**What to produce:** The records below should be written out again, exactly.

■ ■ ■ ■

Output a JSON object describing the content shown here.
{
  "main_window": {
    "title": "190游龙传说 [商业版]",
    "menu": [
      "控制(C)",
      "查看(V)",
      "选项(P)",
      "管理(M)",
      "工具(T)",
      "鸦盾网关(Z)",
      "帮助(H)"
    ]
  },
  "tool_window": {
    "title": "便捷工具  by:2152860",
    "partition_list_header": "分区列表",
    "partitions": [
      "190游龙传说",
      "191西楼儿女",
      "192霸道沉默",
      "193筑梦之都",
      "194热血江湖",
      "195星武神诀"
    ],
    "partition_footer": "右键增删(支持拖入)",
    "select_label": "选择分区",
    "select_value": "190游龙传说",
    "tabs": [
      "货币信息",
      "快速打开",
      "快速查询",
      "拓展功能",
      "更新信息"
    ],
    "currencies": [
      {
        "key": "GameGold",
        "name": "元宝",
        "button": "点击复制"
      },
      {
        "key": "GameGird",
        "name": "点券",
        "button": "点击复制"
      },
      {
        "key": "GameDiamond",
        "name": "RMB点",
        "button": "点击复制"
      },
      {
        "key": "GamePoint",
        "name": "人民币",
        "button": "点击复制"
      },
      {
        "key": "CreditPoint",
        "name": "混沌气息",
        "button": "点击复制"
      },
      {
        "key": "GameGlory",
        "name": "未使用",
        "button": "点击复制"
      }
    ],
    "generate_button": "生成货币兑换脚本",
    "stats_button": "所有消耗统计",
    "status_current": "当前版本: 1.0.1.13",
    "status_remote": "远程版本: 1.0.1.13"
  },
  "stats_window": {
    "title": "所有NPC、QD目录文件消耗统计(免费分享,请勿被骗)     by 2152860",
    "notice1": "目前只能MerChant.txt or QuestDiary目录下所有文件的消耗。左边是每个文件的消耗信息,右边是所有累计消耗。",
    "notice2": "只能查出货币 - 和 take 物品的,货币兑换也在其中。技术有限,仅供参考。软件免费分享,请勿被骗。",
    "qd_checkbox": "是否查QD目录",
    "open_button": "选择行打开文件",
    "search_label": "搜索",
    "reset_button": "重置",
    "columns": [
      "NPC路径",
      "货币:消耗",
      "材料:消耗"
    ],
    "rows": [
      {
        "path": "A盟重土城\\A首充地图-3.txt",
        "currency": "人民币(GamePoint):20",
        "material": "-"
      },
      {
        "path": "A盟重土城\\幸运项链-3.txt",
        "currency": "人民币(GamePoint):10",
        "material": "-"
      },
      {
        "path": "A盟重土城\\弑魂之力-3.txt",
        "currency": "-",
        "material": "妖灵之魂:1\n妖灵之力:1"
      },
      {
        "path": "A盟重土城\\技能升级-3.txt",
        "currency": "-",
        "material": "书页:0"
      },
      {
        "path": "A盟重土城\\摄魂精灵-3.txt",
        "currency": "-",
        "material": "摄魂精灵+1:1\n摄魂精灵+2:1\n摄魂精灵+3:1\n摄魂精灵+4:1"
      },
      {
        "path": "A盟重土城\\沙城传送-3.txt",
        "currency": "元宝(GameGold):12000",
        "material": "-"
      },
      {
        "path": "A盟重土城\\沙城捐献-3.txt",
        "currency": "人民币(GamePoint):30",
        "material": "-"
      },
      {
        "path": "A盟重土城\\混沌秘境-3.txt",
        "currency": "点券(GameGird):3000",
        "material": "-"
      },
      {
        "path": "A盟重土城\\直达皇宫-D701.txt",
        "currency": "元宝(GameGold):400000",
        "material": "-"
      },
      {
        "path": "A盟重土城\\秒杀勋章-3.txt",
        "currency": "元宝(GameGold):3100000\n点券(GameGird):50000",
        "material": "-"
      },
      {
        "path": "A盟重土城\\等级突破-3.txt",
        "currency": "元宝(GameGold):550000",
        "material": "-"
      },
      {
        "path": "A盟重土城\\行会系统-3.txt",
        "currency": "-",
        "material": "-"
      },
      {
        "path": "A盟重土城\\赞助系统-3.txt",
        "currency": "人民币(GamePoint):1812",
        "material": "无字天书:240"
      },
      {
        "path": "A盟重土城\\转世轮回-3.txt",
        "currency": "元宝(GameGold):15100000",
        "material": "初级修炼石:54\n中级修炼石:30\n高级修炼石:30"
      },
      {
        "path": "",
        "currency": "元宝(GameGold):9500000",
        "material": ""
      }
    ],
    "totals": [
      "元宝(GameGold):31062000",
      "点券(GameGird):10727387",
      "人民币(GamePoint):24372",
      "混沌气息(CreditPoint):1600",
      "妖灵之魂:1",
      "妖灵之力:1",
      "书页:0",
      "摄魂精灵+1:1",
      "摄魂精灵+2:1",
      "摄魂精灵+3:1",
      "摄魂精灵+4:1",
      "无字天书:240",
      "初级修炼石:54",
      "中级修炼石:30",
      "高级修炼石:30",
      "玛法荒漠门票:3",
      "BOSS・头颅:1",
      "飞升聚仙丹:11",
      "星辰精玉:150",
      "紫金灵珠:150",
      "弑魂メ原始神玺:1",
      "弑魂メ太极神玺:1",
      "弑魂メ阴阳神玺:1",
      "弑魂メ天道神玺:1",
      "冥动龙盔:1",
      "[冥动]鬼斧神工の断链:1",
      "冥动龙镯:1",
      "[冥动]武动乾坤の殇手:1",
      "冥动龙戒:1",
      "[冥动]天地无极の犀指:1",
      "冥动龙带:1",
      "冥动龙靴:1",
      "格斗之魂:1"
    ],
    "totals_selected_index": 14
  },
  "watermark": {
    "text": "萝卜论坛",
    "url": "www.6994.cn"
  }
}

■ ■ ■ ■

**Result of the exercise:**
Output a JSON object describing the content shown here.
{
  "main_window": {
    "title": "190游龙传说 [商业版]",
    "menu": [
      "控制(C)",
      "查看(V)",
      "选项(P)",
      "管理(M)",
      "工具(T)",
      "鸦盾网关(Z)",
      "帮助(H)"
    ]
  },
  "tool_window": {
    "title": "便捷工具  by:2152860",
    "partition_list_header": "分区列表",
    "partitions": [
      "190游龙传说",
      "191西楼儿女",
      "192霸道沉默",
      "193筑梦之都",
      "194热血江湖",
      "195星武神诀"
    ],
    "partition_footer": "右键增删(支持拖入)",
    "select_label": "选择分区",
    "select_value": "190游龙传说",
    "tabs": [
      "货币信息",
      "快速打开",
      "快速查询",
      "拓展功能",
      "更新信息"
    ],
    "currencies": [
      {
        "key": "GameGold",
        "name": "元宝",
        "button": "点击复制"
      },
      {
        "key": "GameGird",
        "name": "点券",
        "button": "点击复制"
      },
      {
        "key": "GameDiamond",
        "name": "RMB点",
        "button": "点击复制"
      },
      {
        "key": "GamePoint",
        "name": "人民币",
        "button": "点击复制"
      },
      {
        "key": "CreditPoint",
        "name": "混沌气息",
        "button": "点击复制"
      },
      {
        "key": "GameGlory",
        "name": "未使用",
        "button": "点击复制"
      }
    ],
    "generate_button": "生成货币兑换脚本",
    "stats_button": "所有消耗统计",
    "status_current": "当前版本: 1.0.1.13",
    "status_remote": "远程版本: 1.0.1.13"
  },
  "stats_window": {
    "title": "所有NPC、QD目录文件消耗统计(免费分享,请勿被骗)     by 2152860",
    "notice1": "目前只能MerChant.txt or QuestDiary目录下所有文件的消耗。左边是每个文件的消耗信息,右边是所有累计消耗。",
    "notice2": "只能查出货币 - 和 take 物品的,货币兑换也在其中。技术有限,仅供参考。软件免费分享,请勿被骗。",
    "qd_checkbox": "是否查QD目录",
    "open_button": "选择行打开文件",
    "search_label": "搜索",
    "reset_button": "重置",
    "columns": [
      "NPC路径",
      "货币:消耗",
      "材料:消耗"
    ],
    "rows": [
      {
        "path": "A盟重土城\\A首充地图-3.txt",
        "currency": "人民币(GamePoint):20",
        "material": "-"
      },
      {
        "path": "A盟重土城\\幸运项链-3.txt",
        "currency": "人民币(GamePoint):10",
        "material": "-"
      },
      {
        "path": "A盟重土城\\弑魂之力-3.txt",
        "currency": "-",
        "material": "妖灵之魂:1\n妖灵之力:1"
      },
      {
        "path": "A盟重土城\\技能升级-3.txt",
        "currency": "-",
        "material": "书页:0"
      },
      {
        "path": "A盟重土城\\摄魂精灵-3.txt",
        "currency": "-",
        "material": "摄魂精灵+1:1\n摄魂精灵+2:1\n摄魂精灵+3:1\n摄魂精灵+4:1"
      },
      {
        "path": "A盟重土城\\沙城传送-3.txt",
        "currency": "元宝(GameGold):12000",
        "material": "-"
      },
      {
        "path": "A盟重土城\\沙城捐献-3.txt",
        "currency": "人民币(GamePoint):30",
        "material": "-"
      },
      {
        "path": "A盟重土城\\混沌秘境-3.txt",
        "currency": "点券(GameGird):3000",
        "material": "-"
      },
      {
        "path": "A盟重土城\\直达皇宫-D701.txt",
        "currency": "元宝(GameGold):400000",
        "material": "-"
      },
      {
        "path": "A盟重土城\\秒杀勋章-3.txt",
        "currency": "元宝(GameGold):3100000\n点券(GameGird):50000",
        "material": "-"
      },
      {
        "path": "A盟重土城\\等级突破-3.txt",
        "currency": "元宝(GameGold):550000",
        "material": "-"
      },
      {
        "path": "A盟重土城\\行会系统-3.txt",
        "currency": "-",
        "material": "-"
      },
      {
        "path": "A盟重土城\\赞助系统-3.txt",
        "currency": "人民币(GamePoint):1812",
        "material": "无字天书:240"
      },
      {
        "path": "A盟重土城\\转世轮回-3.txt",
        "currency": "元宝(GameGold):15100000",
        "material": "初级修炼石:54\n中级修炼石:30\n高级修炼石:30"
      },
      {
        "path": "",
        "currency": "元宝(GameGold):9500000",
        "material": ""
      }
    ],
    "totals": [
      "元宝(GameGold):31062000",
      "点券(GameGird):10727387",
      "人民币(GamePoint):24372",
      "混沌气息(CreditPoint):1600",
      "妖灵之魂:1",
      "妖灵之力:1",
      "书页:0",
      "摄魂精灵+1:1",
      "摄魂精灵+2:1",
      "摄魂精灵+3:1",
      "摄魂精灵+4:1",
      "无字天书:240",
      "初级修炼石:54",
      "中级修炼石:30",
      "高级修炼石:30",
      "玛法荒漠门票:3",
      "BOSS・头颅:1",
      "飞升聚仙丹:11",
      "星辰精玉:150",
      "紫金灵珠:150",
      "弑魂メ原始神玺:1",
      "弑魂メ太极神玺:1",
      "弑魂メ阴阳神玺:1",
      "弑魂メ天道神玺:1",
      "冥动龙盔:1",
      "[冥动]鬼斧神工の断链:1",
      "冥动龙镯:1",
      "[冥动]武动乾坤の殇手:1",
      "冥动龙戒:1",
      "[冥动]天地无极の犀指:1",
      "冥动龙带:1",
      "冥动龙靴:1",
      "格斗之魂:1"
    ],
    "totals_selected_index": 14
  },
  "watermark": {
    "text": "萝卜论坛",
    "url": "www.6994.cn"
  }
}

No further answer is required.